The previously discussed feature is on par
with the preceding version’s features, although it is definitely more
obviously accessible in Lync 2013. The new addition to OneNote
integration is the concept of shared notes in a Lync conference. When a
presenter uses shared notes from a notebook stored on SkyDrive or
SharePoint, all participants can see and edit the OneNote note in real
time during the conference. This eliminates the need for a single
person to try to capture all the meeting notes, in which case some key
pieces of information can be missed. Instead, each participant can
contribute to the notebook simultaneously, ensuring that all relevant
information has been recorded. A really nice touch here is that notes
are displayed via OneNote Web App through the Office Web Apps Server if
a user doesn’t have the OneNote application installed. The OneNote
integration during conferencing is shown in Figure 2.
Figure 2. OneNote shared notes integration.
The current disadvantage to this
feature is that permissions to the shared notebook must be configured
in advance and managed outside of Lync. Sharing the notebook within
Lync does nothing to provision access to the notebook for each
participant. Additionally, when a OneNote shared notebook is added to a
meeting, all participants receive the sharing notification, but only
those with access to the shared notebook can actually view and edit the
notes. Users without access to the notebook will receive an error
indicating that they do not have the appropriate permissions.
Audio Dial-Out
One of the key strategies in Lync voice
implementations is the notion that organizations don’t need to replace
all the existing PBX phones and can instead leverage the Lync dial-in
conferencing features with the old phones during a lengthy migration.
This worked just fine for users who dialed in to the
conferencing service, but there were some serious caveats with the
capability to support dial-out from the conferencing service to the PBX
phones. Although it was possible, there was no control over what
numbers could be dialed within Lync, so businesses had to turn to
gateways or the old PBX to provide class of restrictions or number
manipulations. The last pain point was the fact that only a single
gateway would be targeted in this dial-out scenario, similar to the old
1:1 Mediation Server to media gateway ratio in Office Communications
Server 2007 R2.
Lync Server 2013 has added a feature
to the conferencing policies to support audio dial-out for
non-Enterprise voice users. The end result is that users who are not
enabled for Enterprise Voice yet but have a Lync 2013 client can join a
conference and have the conferencing service call their desk phone. The
user only needs to answer the call to be placed in the conference. The
primary advantage in Lync 2013 is that the dial out numbers can now be
controlled on a per-user basis with voice policies.
VDI
Lync Server 2010 supported a very limited
number of workloads through a Virtual Desktop Infrastructure (VDI)
client and specifically excluded any kind of media sharing. The only
way to support audio for the VDI user was through USB redirection
pairing of a Lync Phone Edition client, so users had no ability to use
headset or speakerphone audio devices. There was also no capability to
share video with a thin client user.
Lync 2013 has introduced a VDI
plugin that is installed on the thin client and pairs with the actual
Lync 2013 application running on the remote desktop. The plugin allows
the end user to leverage devices local to the thin
client for both audio and video so the media stream continues to be
peer-to-peer between clients and not run through the virtualized remote
desktop. The end result is that the thin clients can now be attached to
local or built-in devices for audio and video.

DATASET ENTRIES:

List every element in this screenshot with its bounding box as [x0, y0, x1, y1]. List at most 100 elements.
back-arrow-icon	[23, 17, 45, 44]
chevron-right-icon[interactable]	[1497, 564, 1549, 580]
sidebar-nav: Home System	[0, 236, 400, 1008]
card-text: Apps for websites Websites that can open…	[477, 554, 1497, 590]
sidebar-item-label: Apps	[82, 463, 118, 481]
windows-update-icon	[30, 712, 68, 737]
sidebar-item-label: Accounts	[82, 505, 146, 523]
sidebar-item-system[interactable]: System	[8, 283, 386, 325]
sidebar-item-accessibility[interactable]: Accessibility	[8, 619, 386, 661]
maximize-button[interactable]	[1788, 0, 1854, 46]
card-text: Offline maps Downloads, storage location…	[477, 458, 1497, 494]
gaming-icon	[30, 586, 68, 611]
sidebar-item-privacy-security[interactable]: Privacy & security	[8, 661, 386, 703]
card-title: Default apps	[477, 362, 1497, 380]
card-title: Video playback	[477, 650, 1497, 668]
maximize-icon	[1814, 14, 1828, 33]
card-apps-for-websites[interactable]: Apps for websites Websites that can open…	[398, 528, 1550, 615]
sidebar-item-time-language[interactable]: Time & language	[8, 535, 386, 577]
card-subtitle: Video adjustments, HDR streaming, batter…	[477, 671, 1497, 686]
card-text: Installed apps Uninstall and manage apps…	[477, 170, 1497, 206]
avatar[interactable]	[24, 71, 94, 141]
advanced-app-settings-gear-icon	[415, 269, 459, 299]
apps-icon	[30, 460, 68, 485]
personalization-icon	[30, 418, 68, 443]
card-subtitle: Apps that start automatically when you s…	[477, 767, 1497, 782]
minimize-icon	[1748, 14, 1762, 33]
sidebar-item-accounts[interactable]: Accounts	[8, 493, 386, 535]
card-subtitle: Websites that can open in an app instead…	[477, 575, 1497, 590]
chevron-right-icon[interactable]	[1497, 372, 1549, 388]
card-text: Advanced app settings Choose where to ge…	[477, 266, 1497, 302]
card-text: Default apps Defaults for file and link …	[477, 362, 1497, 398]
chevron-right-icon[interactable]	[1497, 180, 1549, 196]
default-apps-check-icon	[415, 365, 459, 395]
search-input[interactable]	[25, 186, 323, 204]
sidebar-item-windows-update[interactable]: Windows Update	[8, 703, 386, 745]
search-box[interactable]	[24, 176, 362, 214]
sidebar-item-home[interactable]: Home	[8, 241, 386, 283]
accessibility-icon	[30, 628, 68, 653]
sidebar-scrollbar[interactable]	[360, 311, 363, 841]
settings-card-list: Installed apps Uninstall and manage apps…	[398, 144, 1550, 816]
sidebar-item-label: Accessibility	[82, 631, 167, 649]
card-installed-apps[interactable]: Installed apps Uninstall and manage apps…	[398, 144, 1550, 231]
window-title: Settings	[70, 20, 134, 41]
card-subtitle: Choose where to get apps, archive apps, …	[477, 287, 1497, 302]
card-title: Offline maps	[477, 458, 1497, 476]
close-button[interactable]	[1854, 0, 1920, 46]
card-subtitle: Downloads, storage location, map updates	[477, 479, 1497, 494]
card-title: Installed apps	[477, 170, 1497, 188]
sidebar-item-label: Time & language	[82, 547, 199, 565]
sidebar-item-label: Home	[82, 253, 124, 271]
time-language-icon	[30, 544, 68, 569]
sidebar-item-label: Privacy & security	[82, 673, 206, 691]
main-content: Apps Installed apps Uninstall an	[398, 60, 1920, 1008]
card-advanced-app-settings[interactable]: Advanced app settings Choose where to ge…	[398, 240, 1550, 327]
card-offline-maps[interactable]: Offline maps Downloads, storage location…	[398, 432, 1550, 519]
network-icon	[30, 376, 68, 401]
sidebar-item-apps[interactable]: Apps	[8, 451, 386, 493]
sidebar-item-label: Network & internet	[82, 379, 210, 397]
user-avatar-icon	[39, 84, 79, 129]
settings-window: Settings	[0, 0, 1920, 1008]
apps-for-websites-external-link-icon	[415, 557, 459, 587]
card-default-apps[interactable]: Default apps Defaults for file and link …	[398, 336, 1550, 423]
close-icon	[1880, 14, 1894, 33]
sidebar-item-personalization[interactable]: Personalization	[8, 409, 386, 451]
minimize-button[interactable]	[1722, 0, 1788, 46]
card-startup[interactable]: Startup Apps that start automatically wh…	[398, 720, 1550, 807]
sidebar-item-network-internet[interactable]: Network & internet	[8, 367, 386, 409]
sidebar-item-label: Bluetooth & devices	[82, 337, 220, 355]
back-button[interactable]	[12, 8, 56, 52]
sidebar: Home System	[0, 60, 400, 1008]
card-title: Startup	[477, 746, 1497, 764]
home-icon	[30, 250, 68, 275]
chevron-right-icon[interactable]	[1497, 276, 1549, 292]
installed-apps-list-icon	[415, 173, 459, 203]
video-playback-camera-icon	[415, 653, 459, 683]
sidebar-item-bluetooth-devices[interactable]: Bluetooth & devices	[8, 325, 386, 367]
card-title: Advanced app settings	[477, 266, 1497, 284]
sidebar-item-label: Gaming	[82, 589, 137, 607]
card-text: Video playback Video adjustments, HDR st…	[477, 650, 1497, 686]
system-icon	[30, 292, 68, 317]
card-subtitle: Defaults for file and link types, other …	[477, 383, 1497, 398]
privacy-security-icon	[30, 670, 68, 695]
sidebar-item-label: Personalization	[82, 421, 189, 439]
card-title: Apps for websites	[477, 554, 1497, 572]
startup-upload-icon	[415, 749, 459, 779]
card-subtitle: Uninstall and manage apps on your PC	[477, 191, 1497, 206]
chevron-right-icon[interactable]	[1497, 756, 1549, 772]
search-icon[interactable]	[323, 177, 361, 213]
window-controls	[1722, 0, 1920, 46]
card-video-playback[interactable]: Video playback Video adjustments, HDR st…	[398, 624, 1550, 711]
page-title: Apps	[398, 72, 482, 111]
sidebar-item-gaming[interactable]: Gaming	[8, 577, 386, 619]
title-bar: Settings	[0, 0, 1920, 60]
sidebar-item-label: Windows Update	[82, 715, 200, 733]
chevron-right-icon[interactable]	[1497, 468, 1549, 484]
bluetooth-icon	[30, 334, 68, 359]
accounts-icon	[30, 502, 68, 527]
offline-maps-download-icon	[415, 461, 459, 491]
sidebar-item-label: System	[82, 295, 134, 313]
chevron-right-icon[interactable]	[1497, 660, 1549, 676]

PROBLEMS AND TASKS:
**1)** In the Lync 2013 excerpt, how are shared notes displayed to a user who doesn't have the OneNote application installed?
**2)** Which limitations of Lync Server 2010's VDI support does the Lync 2013 excerpt describe? List every one.

RESULTS IN ORDER:
**1)** They are displayed via OneNote Web App through the Office Web Apps Server.

**2)**
- It supported a very limited number of workloads through a VDI client.
- It specifically excluded any kind of media sharing.
- Audio for the VDI user could only be supported through USB redirection pairing of a Lync Phone Edition client.
- Users had no ability to use headset or speakerphone audio devices.
- Video could not be shared with a thin client user.